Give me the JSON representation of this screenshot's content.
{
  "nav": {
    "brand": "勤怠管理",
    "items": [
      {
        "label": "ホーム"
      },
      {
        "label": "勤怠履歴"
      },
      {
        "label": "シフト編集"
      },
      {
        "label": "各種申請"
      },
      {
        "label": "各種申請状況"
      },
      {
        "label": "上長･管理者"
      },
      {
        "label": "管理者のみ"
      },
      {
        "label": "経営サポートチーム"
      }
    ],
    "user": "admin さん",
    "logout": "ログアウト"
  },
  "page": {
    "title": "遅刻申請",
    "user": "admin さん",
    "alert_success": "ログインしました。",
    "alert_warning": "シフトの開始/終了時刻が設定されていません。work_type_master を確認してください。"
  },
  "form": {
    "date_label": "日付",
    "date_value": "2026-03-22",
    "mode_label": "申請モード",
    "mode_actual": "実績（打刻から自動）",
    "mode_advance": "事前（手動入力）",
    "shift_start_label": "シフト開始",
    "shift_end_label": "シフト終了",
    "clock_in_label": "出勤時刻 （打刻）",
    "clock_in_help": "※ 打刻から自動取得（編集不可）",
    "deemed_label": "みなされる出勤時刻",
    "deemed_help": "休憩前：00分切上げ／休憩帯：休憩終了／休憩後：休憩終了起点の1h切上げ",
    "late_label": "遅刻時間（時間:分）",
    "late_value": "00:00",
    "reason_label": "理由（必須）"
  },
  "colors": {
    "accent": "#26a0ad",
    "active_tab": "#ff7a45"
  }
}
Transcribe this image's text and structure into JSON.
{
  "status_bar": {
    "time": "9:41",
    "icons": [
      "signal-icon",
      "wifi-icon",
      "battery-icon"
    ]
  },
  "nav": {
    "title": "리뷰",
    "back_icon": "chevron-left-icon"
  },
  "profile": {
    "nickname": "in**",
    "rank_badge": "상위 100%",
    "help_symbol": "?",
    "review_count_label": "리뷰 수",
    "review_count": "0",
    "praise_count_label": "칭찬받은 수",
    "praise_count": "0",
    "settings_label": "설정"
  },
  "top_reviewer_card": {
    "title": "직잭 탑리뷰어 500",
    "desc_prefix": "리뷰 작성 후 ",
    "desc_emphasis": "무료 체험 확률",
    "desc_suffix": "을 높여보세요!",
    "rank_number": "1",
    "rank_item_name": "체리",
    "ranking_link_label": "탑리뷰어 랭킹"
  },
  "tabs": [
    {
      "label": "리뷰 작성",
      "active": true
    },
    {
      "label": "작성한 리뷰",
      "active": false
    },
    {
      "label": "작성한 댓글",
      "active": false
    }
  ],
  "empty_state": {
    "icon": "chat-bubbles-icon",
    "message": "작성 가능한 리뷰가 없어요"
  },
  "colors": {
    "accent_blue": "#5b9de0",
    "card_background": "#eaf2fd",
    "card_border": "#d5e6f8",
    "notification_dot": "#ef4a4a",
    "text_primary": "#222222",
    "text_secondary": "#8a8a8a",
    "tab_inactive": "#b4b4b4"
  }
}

> [Task instructions]
Give every line of the material that includes the string "JSON".

> [Result of this task]
Give me the JSON representation of this screenshot's content.
Transcribe this image's text and structure into JSON.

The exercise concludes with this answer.